## BEGIN Data provided

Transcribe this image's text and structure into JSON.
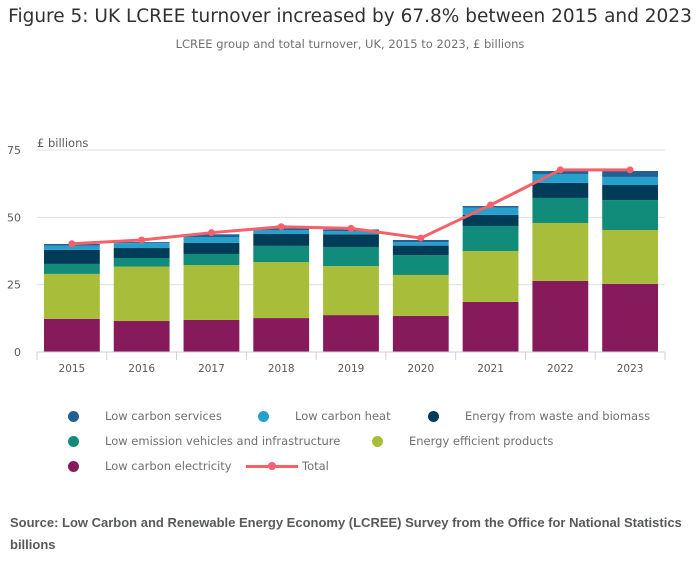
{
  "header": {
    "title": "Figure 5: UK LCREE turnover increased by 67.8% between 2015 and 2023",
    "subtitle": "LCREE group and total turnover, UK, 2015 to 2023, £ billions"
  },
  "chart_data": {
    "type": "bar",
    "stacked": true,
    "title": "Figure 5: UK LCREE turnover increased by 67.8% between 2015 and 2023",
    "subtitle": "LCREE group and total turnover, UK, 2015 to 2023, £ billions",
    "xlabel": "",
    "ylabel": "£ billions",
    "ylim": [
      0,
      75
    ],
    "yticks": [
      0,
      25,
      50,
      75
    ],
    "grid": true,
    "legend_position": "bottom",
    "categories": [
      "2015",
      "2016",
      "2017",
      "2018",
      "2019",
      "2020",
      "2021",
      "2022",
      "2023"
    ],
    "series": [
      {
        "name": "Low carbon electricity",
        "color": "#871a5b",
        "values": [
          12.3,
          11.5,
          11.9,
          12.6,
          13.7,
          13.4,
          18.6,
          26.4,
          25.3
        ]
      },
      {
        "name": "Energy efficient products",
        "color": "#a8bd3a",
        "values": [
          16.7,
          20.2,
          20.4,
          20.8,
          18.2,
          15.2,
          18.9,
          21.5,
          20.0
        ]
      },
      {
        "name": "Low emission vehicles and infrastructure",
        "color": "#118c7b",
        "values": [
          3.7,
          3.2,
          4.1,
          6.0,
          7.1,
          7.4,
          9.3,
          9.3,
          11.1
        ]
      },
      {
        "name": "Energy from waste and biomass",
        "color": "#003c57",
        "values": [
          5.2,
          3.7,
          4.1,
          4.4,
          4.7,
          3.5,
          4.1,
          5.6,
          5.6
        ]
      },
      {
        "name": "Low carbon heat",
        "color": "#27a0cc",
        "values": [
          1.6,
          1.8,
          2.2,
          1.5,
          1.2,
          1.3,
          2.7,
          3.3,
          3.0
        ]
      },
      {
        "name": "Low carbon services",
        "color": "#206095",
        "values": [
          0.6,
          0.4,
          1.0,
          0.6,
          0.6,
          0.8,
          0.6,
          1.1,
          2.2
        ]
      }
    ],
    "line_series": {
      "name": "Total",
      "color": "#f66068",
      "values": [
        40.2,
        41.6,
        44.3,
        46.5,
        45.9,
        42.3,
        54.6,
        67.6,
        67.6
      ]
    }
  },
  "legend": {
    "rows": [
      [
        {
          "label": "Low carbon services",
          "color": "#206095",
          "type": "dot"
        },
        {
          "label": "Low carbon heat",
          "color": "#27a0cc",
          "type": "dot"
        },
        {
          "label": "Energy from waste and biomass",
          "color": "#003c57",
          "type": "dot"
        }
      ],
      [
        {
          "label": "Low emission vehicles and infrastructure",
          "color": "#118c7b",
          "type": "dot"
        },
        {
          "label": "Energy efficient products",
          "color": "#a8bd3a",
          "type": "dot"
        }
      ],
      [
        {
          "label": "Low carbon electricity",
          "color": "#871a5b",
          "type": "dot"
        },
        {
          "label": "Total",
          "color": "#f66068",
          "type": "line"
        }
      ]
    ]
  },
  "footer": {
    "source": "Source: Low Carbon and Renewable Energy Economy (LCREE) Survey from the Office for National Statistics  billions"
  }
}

## END Data provided
## BEGIN Data provided

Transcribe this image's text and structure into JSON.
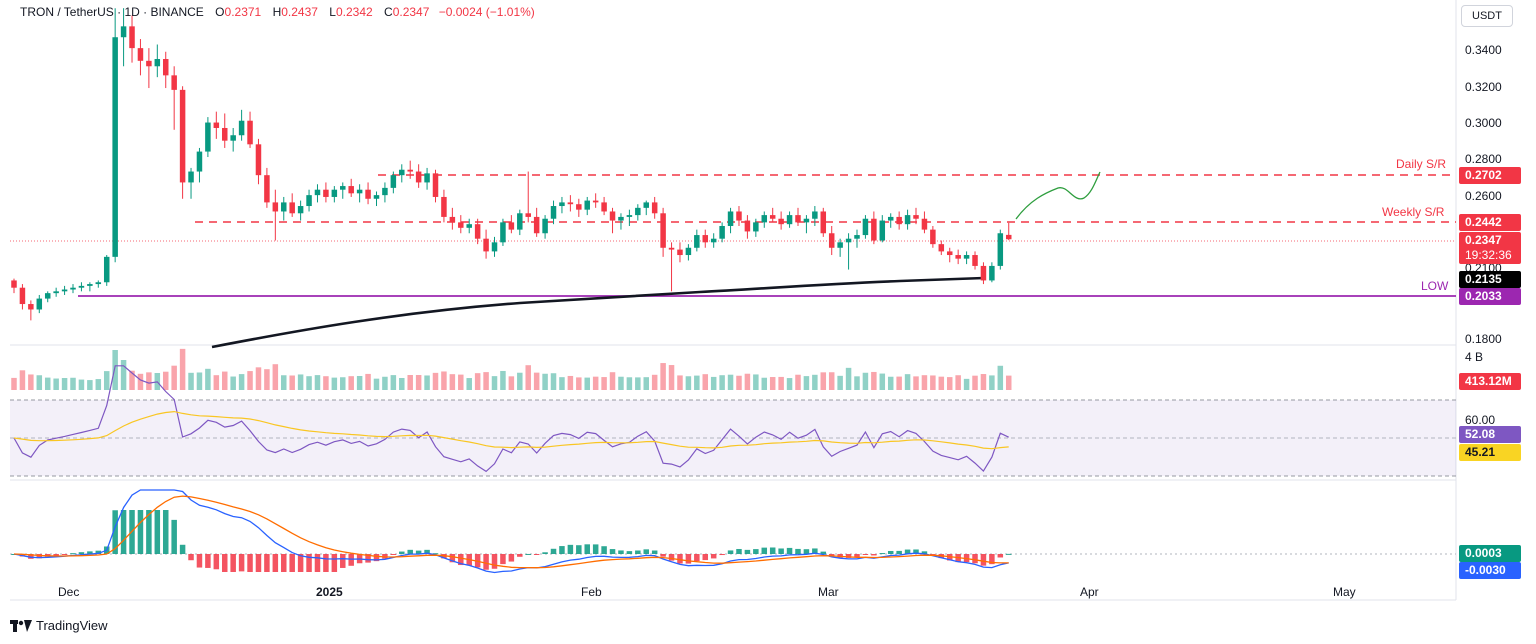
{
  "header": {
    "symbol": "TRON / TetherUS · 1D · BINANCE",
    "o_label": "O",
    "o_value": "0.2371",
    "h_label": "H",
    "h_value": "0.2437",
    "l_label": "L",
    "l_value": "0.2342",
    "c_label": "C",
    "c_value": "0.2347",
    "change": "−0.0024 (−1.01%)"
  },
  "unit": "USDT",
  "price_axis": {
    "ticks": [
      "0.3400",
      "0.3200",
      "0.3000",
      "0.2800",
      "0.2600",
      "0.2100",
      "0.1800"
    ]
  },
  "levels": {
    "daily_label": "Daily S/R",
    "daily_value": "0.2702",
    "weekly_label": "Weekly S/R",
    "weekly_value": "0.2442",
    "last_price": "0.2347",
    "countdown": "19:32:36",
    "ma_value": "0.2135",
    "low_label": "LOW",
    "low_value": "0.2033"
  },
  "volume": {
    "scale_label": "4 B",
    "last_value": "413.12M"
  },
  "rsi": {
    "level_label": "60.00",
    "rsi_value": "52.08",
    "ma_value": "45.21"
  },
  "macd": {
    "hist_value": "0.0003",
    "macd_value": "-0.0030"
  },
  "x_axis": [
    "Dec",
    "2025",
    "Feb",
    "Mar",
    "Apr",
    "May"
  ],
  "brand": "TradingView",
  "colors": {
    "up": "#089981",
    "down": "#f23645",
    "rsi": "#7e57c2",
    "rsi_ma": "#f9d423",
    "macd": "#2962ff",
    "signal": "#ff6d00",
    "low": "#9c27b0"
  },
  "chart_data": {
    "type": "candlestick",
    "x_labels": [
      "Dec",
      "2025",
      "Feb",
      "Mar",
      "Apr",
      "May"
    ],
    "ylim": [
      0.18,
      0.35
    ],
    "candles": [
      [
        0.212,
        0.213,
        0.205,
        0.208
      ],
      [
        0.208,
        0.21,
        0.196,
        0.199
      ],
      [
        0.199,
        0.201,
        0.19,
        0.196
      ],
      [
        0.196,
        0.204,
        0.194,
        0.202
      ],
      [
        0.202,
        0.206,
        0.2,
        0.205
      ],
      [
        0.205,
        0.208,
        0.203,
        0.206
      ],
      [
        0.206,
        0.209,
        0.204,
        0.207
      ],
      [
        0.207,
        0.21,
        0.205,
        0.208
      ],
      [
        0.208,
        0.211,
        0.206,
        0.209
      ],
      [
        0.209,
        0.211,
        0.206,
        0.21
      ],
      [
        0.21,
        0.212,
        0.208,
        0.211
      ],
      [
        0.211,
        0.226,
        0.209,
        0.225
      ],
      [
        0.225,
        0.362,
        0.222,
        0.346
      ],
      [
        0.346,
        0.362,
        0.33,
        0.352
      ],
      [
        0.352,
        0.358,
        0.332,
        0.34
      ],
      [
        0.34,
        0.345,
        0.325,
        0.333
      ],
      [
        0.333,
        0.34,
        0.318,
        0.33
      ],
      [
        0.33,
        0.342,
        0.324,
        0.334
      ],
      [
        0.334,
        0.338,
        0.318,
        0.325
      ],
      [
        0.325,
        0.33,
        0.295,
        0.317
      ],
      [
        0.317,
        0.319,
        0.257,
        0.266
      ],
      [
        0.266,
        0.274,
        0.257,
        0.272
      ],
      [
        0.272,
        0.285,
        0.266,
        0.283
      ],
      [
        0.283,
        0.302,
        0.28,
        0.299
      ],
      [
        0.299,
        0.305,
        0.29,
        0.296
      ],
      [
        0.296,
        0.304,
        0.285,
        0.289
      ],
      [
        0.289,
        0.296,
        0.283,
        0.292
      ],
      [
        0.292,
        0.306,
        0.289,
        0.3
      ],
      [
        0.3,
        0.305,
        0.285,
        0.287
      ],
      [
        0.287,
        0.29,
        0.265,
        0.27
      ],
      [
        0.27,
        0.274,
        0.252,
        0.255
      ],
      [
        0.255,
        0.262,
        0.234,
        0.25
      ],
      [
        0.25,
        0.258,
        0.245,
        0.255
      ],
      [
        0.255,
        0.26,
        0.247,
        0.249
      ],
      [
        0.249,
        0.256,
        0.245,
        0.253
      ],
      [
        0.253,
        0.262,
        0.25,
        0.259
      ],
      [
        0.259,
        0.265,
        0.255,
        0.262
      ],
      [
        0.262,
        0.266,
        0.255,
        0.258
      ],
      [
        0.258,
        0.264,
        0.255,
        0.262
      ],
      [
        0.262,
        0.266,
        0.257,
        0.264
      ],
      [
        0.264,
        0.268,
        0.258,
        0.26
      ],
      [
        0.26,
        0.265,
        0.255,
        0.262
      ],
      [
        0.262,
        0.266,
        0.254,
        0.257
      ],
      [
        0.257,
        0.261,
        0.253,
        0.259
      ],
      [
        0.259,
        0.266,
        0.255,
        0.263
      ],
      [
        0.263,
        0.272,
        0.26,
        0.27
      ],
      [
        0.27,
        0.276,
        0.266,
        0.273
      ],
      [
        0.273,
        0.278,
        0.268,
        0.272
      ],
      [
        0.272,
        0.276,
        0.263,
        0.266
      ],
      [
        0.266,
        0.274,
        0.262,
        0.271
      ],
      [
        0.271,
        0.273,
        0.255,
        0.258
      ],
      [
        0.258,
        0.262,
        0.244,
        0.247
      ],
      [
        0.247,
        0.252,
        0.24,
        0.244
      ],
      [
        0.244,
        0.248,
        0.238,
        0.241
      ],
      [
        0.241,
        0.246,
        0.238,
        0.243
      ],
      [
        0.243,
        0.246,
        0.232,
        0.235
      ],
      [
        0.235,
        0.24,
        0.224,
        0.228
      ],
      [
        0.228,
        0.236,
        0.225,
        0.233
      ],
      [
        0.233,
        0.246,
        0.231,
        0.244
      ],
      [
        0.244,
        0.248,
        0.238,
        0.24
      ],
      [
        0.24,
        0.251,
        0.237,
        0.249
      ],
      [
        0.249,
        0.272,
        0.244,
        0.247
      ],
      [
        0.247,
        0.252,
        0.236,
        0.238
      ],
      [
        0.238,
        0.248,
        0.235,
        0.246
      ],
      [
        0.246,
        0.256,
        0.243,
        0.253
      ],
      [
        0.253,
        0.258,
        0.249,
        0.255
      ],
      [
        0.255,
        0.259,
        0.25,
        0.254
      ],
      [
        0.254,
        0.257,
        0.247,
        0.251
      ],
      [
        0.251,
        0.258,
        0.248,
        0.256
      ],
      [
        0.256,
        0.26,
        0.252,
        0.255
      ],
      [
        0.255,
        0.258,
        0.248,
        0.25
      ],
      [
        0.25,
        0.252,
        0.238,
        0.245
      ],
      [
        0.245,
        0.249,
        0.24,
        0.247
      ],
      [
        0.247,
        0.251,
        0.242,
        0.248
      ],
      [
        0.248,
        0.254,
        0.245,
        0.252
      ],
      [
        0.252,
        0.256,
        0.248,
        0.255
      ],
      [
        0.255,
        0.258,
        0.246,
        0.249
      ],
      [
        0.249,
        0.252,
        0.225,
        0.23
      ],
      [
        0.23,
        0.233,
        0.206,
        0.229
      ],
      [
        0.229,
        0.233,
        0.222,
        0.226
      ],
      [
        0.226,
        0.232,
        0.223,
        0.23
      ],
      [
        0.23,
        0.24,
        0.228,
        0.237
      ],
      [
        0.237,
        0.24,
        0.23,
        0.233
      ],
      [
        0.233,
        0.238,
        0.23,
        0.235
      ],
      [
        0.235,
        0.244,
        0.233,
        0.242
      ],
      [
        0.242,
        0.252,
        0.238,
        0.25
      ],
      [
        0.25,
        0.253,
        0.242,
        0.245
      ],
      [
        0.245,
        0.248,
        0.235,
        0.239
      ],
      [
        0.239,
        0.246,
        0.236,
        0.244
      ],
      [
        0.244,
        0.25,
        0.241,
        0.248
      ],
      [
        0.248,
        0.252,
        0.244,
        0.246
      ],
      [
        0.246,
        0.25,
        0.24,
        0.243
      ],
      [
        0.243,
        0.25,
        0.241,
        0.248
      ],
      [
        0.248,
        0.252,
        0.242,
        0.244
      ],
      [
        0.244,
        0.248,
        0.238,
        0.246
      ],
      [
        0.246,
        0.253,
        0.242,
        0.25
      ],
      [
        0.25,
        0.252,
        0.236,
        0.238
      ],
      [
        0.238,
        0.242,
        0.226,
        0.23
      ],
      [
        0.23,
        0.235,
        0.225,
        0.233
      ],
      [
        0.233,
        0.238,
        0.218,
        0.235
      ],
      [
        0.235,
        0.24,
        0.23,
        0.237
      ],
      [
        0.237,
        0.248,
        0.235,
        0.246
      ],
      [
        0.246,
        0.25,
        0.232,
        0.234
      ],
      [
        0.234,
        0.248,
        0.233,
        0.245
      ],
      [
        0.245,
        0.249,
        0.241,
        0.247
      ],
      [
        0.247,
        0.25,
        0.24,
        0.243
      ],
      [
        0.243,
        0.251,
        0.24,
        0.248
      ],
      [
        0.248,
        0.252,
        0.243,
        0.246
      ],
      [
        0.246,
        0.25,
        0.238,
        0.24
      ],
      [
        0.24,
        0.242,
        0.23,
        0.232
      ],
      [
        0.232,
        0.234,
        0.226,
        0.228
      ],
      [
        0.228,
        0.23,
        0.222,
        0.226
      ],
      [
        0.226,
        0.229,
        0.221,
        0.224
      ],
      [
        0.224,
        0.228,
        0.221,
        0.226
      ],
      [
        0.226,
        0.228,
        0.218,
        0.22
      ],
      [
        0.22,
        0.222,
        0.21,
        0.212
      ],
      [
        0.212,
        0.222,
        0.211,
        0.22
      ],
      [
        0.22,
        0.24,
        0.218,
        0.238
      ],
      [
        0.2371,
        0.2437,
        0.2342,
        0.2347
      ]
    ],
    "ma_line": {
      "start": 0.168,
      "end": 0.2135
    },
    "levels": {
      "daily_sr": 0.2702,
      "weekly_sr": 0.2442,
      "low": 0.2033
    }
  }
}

## END Data provided
## BEGIN Data provided

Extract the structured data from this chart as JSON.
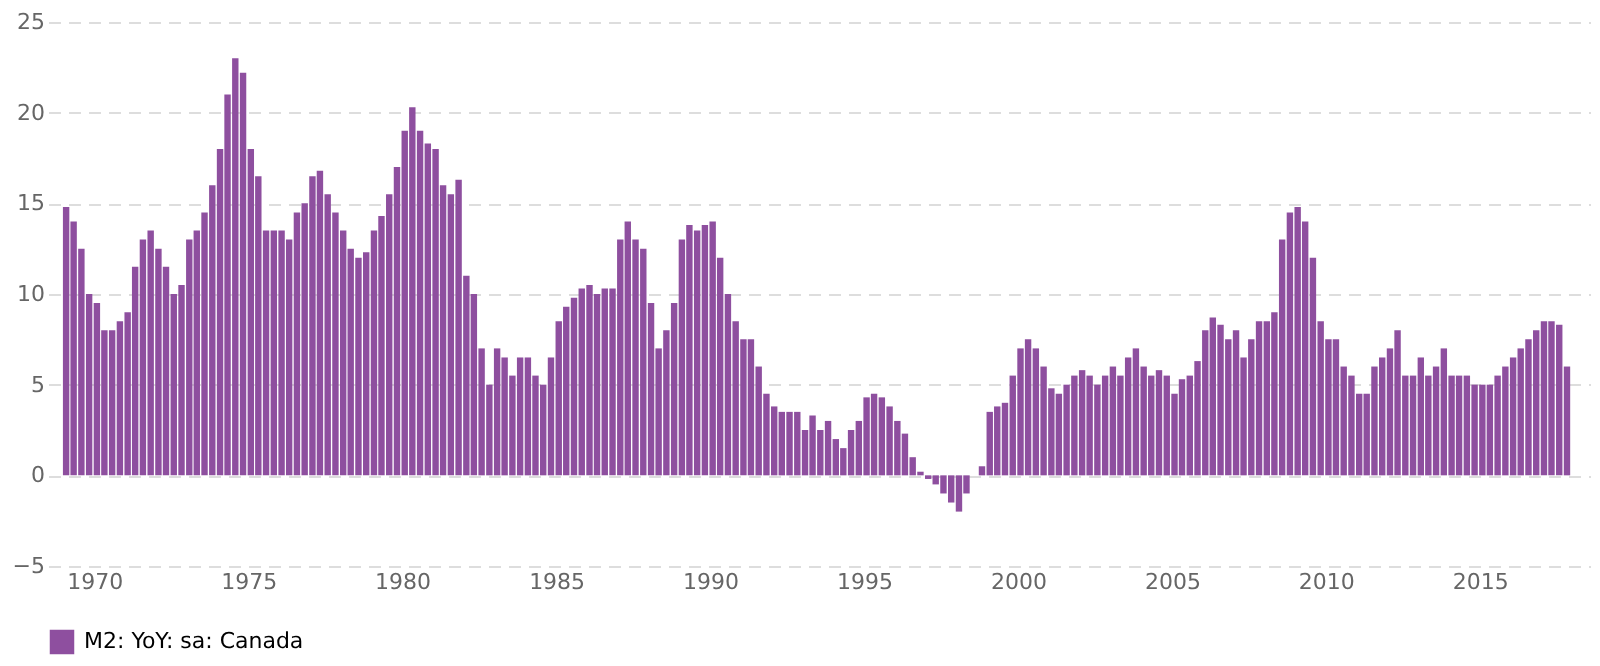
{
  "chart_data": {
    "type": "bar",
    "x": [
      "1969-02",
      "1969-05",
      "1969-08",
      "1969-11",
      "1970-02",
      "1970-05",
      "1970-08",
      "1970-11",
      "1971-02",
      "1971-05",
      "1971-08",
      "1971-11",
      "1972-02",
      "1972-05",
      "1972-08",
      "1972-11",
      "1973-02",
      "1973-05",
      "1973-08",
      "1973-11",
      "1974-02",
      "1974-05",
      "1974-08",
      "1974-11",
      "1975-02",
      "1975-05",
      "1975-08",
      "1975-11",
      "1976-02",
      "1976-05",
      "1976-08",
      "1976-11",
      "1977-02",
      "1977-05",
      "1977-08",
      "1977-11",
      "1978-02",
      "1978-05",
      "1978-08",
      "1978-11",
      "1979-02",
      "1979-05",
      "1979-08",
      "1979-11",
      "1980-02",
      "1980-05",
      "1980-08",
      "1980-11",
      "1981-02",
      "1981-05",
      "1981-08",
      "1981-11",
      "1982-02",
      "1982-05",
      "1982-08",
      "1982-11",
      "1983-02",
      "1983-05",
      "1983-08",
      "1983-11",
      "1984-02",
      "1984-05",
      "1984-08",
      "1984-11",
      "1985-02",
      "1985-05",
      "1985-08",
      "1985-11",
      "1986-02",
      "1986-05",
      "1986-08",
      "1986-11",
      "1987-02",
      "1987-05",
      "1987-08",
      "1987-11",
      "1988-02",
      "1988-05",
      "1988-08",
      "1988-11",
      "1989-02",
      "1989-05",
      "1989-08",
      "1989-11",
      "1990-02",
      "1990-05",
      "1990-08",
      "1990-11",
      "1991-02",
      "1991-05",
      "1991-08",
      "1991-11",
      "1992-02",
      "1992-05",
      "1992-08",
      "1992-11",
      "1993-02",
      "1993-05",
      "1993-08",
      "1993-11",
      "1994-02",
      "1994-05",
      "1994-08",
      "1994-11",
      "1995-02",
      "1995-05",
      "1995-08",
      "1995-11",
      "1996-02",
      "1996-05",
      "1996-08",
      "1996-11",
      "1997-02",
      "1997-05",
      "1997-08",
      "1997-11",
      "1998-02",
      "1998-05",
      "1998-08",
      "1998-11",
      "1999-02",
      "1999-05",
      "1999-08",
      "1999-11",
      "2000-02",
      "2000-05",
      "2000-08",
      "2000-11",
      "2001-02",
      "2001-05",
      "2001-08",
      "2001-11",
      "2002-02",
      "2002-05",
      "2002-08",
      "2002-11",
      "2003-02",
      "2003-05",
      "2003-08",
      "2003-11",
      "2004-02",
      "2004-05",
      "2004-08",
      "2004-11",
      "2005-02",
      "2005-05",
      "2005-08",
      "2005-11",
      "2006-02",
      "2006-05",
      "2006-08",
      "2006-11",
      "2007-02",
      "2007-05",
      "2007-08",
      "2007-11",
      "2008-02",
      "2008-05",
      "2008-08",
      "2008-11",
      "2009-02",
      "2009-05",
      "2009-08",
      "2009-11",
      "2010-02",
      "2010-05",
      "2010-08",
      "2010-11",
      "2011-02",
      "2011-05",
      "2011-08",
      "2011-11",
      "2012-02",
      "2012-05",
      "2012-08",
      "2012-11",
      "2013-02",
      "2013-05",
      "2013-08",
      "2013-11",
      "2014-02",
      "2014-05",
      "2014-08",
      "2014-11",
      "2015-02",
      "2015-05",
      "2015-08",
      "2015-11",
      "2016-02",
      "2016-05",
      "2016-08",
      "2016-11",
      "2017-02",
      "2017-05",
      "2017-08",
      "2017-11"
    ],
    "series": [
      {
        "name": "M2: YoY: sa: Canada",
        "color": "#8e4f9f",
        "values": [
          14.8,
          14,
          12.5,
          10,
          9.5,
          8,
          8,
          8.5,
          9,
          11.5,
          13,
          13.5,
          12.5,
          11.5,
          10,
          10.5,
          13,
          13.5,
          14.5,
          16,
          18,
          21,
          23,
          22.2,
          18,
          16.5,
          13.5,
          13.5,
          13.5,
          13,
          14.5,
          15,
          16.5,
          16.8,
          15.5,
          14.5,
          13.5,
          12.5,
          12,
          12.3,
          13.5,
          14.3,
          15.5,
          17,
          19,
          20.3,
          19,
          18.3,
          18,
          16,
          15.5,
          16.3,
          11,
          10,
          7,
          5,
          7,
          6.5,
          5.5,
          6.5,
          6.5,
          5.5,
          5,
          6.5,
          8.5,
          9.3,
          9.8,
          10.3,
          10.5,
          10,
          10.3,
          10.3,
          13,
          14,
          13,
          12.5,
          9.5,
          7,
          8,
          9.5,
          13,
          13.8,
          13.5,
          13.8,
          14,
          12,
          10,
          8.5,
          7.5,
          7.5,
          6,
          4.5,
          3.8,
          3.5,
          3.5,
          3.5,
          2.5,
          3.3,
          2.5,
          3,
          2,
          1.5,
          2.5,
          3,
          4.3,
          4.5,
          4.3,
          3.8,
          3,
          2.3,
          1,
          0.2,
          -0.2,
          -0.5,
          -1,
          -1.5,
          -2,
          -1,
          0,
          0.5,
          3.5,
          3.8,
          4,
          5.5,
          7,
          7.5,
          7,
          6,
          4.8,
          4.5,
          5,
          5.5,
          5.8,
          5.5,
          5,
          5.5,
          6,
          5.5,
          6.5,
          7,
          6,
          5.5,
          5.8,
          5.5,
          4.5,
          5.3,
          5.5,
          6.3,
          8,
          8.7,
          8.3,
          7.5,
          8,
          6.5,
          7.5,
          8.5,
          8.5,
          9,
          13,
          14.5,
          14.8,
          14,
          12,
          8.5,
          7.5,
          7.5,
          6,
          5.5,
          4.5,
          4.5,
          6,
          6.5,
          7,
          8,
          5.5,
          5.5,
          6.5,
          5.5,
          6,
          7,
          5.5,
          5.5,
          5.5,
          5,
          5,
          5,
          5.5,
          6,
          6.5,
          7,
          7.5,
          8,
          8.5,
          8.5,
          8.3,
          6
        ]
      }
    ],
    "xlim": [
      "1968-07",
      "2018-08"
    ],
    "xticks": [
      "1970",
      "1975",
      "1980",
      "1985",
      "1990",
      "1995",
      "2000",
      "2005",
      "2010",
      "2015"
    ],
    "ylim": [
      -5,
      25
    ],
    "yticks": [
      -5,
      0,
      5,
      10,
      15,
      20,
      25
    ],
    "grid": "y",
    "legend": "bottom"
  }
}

## END Data provided

**What is asked:** List every line above that contains the word "emission".

**Problem solution:**
        "name": "Low emission vehicles and infrastructure",
          "label": "Low emission vehicles and infrastructure",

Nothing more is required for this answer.